[Region and label listings]
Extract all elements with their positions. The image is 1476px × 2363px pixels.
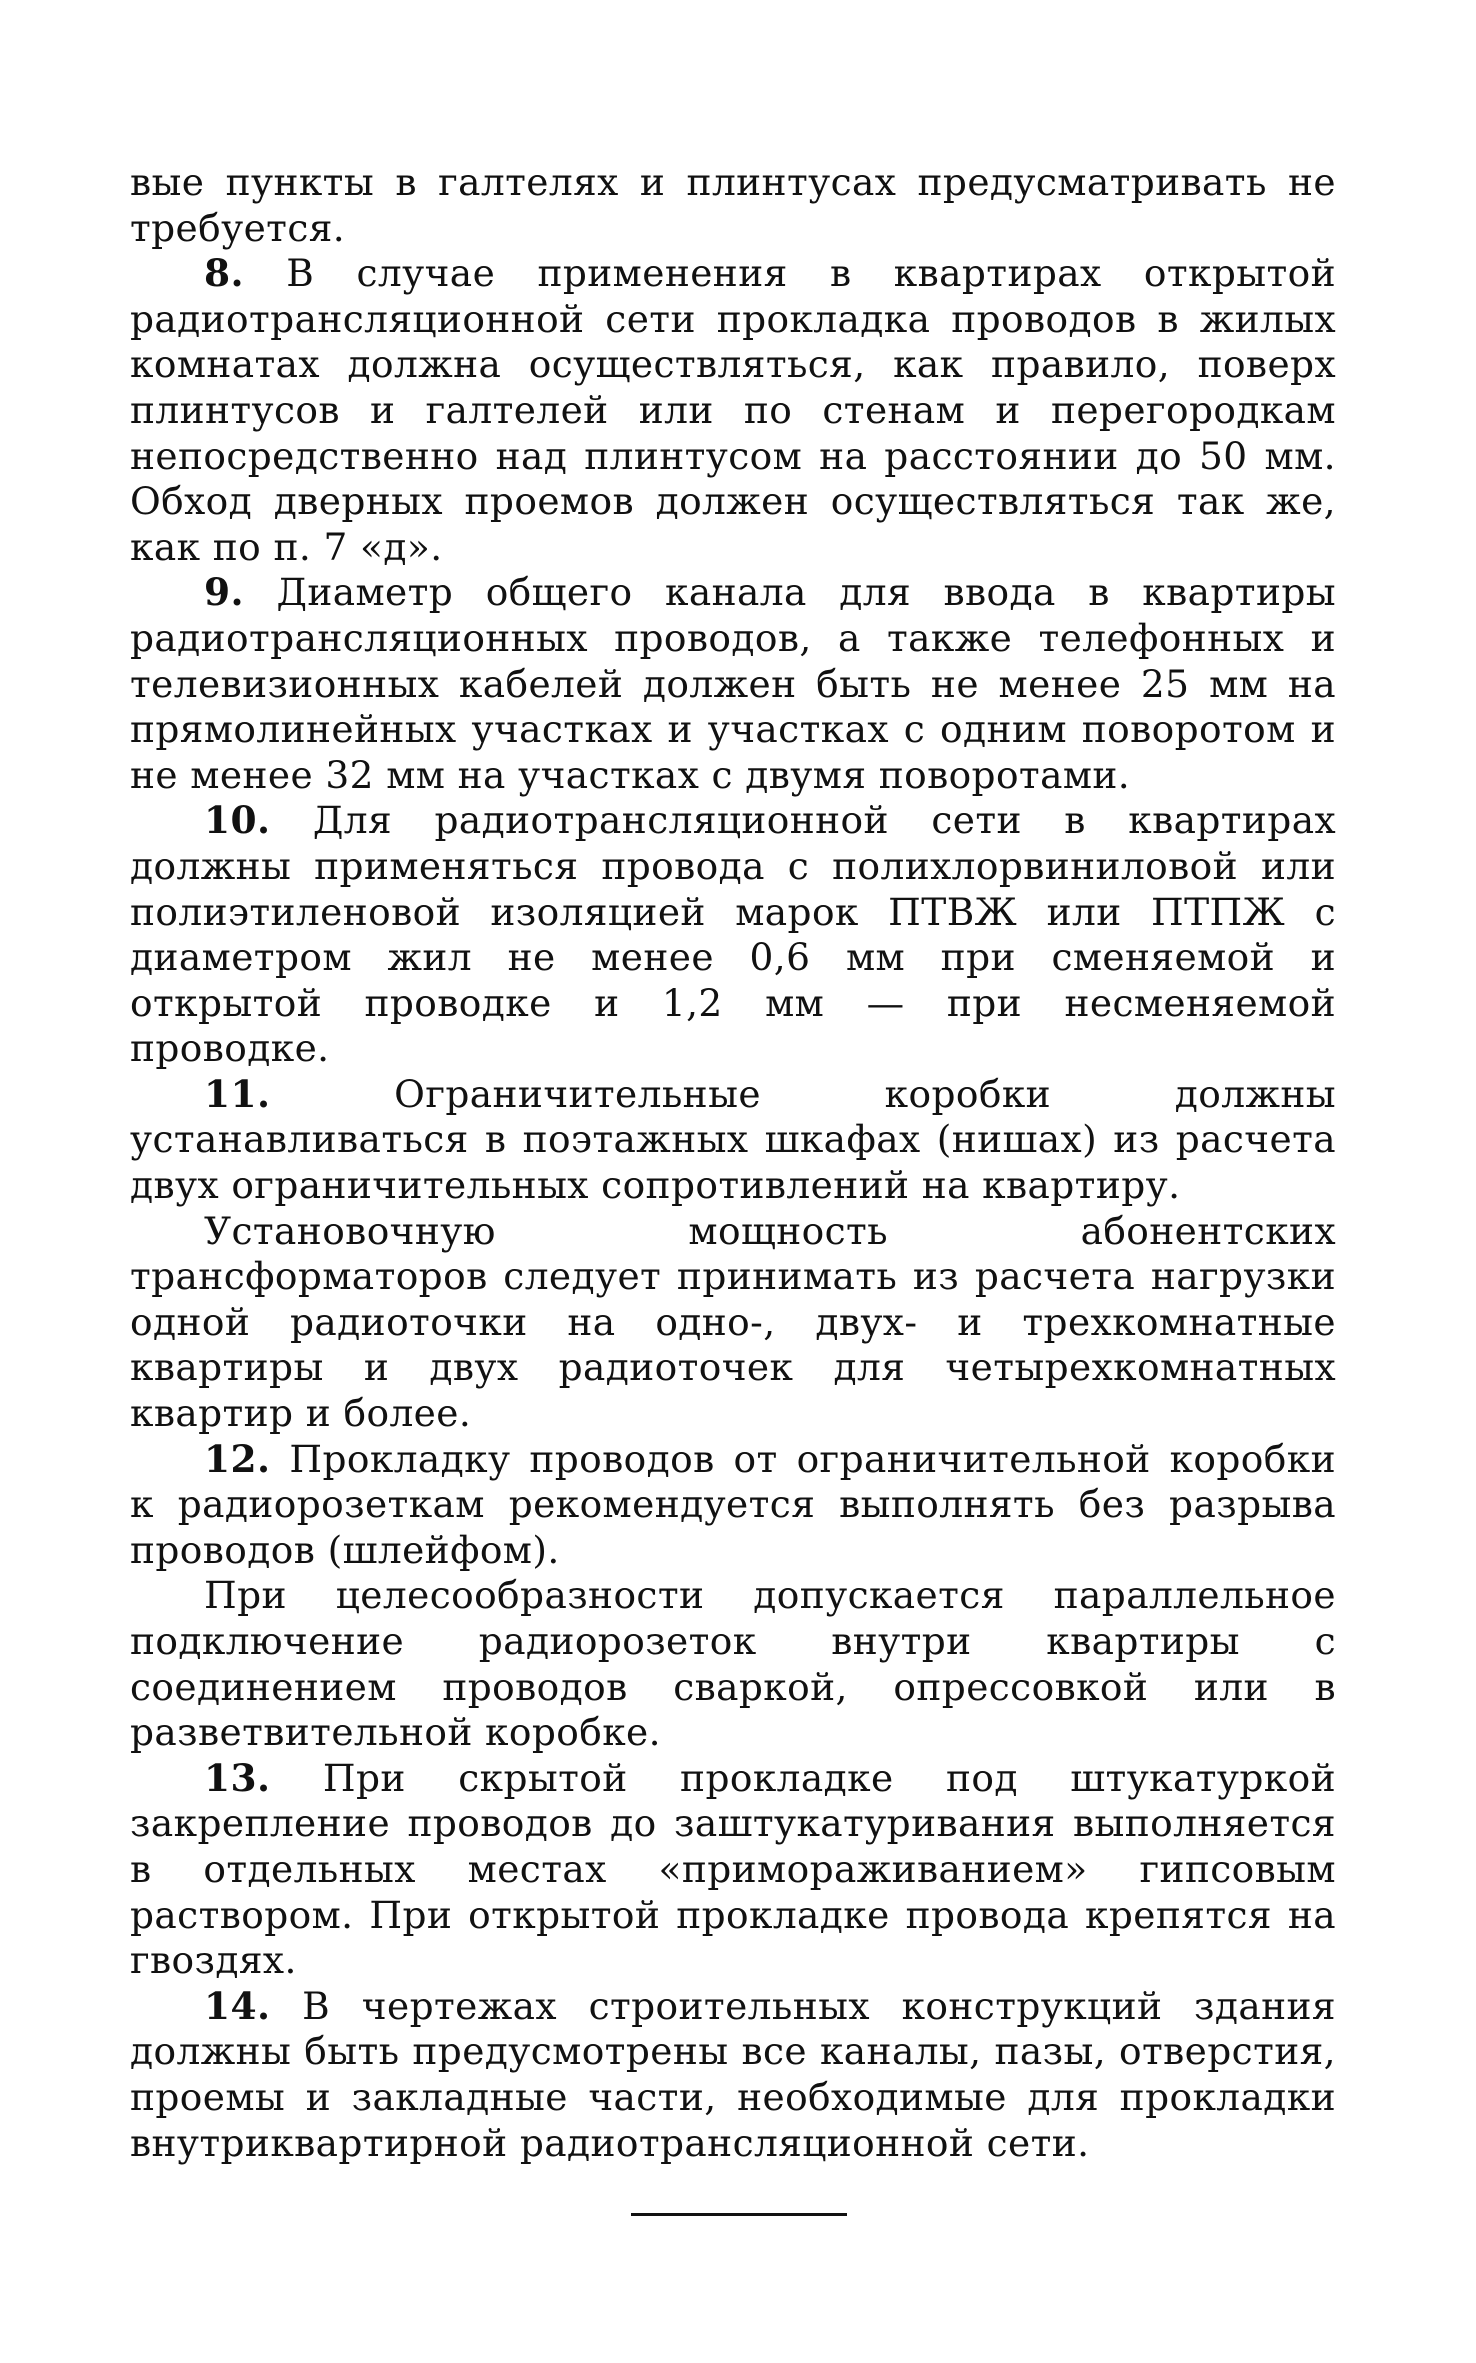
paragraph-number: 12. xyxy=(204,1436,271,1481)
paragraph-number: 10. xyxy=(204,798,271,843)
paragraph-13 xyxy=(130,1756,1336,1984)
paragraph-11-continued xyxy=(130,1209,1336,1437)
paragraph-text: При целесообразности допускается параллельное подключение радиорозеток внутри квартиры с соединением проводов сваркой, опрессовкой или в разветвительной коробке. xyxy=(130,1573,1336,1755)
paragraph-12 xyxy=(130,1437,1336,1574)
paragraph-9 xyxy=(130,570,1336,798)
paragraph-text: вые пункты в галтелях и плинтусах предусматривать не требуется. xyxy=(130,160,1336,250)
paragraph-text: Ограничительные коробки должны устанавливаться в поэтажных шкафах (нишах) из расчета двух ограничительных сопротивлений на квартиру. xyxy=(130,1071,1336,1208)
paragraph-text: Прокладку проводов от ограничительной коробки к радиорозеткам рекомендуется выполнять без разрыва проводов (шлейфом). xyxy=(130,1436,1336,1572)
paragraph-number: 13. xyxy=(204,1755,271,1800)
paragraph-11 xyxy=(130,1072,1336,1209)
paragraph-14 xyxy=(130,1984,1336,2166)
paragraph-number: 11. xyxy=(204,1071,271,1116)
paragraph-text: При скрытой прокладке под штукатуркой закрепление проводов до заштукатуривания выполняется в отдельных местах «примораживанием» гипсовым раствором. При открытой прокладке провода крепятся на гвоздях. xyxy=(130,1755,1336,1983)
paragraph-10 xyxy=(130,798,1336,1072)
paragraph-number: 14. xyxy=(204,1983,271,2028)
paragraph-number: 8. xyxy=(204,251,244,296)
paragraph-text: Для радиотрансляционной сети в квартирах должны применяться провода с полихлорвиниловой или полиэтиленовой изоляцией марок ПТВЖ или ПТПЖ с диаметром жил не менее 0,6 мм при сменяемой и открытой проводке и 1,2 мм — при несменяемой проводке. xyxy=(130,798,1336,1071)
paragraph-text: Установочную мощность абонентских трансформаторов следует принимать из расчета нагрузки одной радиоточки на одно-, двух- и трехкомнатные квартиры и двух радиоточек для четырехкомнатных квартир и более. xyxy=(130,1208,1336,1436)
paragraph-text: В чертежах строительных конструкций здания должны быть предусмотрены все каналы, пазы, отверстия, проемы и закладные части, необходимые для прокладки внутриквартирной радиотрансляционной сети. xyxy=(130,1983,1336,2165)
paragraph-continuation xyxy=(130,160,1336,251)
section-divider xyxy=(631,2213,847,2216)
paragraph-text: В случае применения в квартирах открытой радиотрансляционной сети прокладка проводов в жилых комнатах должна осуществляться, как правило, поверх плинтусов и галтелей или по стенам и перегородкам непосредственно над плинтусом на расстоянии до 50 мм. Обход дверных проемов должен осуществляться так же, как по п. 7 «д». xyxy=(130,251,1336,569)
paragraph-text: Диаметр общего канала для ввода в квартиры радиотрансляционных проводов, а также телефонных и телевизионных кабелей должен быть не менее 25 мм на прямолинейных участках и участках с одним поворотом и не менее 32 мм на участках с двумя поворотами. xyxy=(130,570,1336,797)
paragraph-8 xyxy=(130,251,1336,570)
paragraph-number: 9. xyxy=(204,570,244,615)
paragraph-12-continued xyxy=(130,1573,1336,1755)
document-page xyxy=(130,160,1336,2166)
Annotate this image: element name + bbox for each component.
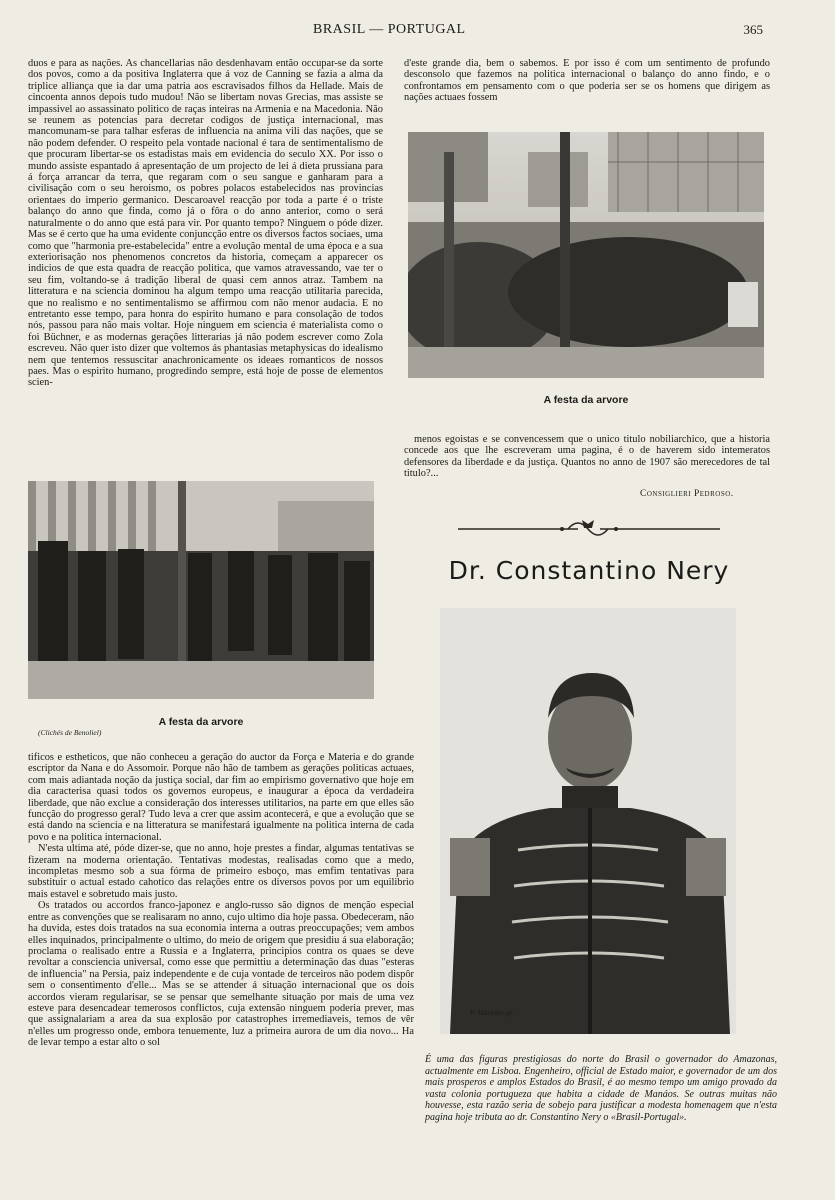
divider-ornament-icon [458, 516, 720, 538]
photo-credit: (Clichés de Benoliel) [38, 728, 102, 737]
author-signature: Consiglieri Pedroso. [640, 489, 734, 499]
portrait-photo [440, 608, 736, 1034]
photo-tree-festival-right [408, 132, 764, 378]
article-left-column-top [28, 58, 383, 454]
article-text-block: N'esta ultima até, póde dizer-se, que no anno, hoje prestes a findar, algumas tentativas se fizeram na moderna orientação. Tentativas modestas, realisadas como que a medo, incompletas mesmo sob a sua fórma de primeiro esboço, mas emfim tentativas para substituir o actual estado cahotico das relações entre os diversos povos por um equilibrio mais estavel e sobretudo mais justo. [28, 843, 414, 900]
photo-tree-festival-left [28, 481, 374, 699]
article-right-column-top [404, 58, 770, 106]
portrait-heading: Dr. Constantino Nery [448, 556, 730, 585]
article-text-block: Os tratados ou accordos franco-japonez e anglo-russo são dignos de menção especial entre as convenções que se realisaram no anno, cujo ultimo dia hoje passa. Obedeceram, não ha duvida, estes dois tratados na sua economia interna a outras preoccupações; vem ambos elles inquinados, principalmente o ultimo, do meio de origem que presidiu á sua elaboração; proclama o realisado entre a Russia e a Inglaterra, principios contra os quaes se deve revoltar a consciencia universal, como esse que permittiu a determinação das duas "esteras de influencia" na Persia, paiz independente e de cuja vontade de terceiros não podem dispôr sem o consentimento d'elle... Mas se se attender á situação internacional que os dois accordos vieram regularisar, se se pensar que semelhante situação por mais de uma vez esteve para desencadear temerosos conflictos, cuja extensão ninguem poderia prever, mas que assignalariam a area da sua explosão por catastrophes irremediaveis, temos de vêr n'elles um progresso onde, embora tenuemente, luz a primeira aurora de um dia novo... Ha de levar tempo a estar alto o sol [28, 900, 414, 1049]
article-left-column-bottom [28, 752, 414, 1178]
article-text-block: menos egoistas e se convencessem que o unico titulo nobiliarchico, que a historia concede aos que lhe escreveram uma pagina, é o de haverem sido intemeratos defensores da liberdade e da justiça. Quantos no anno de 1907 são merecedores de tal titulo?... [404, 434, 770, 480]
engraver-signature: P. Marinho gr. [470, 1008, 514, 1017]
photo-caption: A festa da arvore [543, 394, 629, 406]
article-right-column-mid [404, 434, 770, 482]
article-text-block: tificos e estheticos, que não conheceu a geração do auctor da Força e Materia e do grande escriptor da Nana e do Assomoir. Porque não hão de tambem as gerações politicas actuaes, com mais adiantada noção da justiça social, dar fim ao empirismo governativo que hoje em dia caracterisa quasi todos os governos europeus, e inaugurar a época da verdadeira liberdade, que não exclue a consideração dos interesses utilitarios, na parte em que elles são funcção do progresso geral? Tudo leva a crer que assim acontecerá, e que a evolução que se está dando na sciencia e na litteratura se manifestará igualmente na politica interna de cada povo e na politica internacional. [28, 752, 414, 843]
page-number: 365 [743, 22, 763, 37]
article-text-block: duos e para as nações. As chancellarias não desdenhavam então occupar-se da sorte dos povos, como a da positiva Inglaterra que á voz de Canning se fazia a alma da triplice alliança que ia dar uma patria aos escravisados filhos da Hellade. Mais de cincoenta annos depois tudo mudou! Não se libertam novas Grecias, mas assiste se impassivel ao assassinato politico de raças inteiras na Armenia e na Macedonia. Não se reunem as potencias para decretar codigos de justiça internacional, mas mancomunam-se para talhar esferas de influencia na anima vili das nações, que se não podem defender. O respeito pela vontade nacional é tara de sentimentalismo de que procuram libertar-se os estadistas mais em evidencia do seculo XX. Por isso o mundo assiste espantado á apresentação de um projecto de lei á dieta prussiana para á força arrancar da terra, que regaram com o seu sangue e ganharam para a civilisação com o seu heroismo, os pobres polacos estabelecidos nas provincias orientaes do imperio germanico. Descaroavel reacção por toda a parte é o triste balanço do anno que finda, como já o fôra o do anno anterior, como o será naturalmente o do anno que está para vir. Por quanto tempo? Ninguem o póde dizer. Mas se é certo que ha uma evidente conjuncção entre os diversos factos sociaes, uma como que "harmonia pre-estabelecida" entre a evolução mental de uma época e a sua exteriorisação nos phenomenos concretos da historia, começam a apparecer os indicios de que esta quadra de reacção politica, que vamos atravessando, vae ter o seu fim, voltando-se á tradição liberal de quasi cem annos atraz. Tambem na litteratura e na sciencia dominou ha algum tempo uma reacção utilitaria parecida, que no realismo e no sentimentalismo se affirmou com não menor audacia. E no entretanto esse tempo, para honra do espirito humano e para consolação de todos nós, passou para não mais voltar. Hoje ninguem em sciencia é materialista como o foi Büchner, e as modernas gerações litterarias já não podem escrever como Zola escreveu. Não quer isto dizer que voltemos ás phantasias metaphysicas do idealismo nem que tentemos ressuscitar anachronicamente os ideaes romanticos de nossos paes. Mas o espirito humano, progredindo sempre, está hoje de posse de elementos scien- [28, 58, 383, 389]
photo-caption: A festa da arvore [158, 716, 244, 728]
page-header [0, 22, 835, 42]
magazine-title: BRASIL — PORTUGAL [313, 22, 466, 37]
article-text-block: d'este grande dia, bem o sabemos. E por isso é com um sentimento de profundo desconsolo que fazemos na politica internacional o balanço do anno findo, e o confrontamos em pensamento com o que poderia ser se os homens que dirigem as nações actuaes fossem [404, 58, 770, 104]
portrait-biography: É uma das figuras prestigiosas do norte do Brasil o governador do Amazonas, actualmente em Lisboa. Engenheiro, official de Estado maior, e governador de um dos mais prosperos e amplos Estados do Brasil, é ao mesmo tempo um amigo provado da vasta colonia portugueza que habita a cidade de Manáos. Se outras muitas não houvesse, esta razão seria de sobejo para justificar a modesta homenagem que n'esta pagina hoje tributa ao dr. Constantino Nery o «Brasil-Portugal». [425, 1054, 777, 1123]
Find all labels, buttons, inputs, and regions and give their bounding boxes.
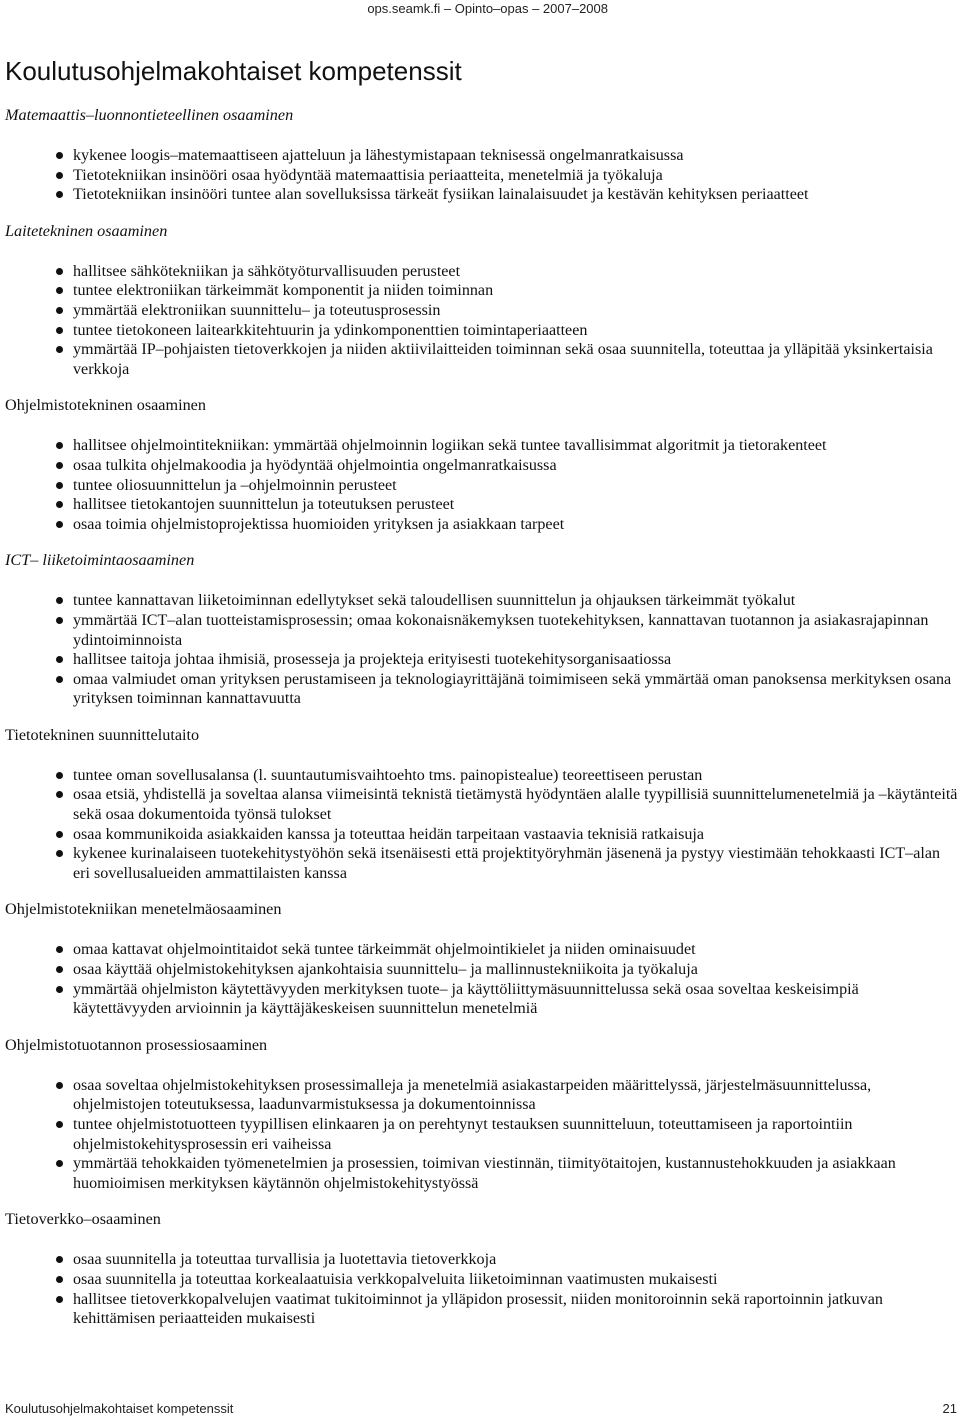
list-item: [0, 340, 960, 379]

- AIM OF THE TASK -
Please repeat the part of the material that opens with the line containing "paragraph-number: 12. xyxy=(204,1436,271,1481)" and closes with the line containing "paragraph-text: При скрытой", keeping each line as it appears.

- SOLUTION TO THIS EXERCISE -
paragraph-number: 12. xyxy=(204,1436,271,1481)
paragraph-number: 10. xyxy=(204,798,271,843)
paragraph-13 xyxy=(130,1756,1336,1984)
paragraph-11-continued xyxy=(130,1209,1336,1437)
paragraph-text: При целесообразности допускается параллельное подключение радиорозеток внутри квартиры с соединением проводов сваркой, опрессовкой или в разветвительной коробке. xyxy=(130,1573,1336,1755)
paragraph-12 xyxy=(130,1437,1336,1574)
paragraph-9 xyxy=(130,570,1336,798)
paragraph-text: вые пункты в галтелях и плинтусах предусматривать не требуется. xyxy=(130,160,1336,250)
paragraph-text: Ограничительные коробки должны устанавливаться в поэтажных шкафах (нишах) из расчета двух ограничительных сопротивлений на квартиру. xyxy=(130,1071,1336,1208)
paragraph-text: Прокладку проводов от ограничительной коробки к радиорозеткам рекомендуется выполнять без разрыва проводов (шлейфом). xyxy=(130,1436,1336,1572)
paragraph-number: 13. xyxy=(204,1755,271,1800)
paragraph-11 xyxy=(130,1072,1336,1209)
paragraph-14 xyxy=(130,1984,1336,2166)
paragraph-number: 11. xyxy=(204,1071,271,1116)
paragraph-text: При скрытой прокладке под штукатуркой закрепление проводов до заштукатуривания выполняется в отдельных местах «примораживанием» гипсовым раствором. При открытой прокладке провода крепятся на гвоздях. xyxy=(130,1755,1336,1983)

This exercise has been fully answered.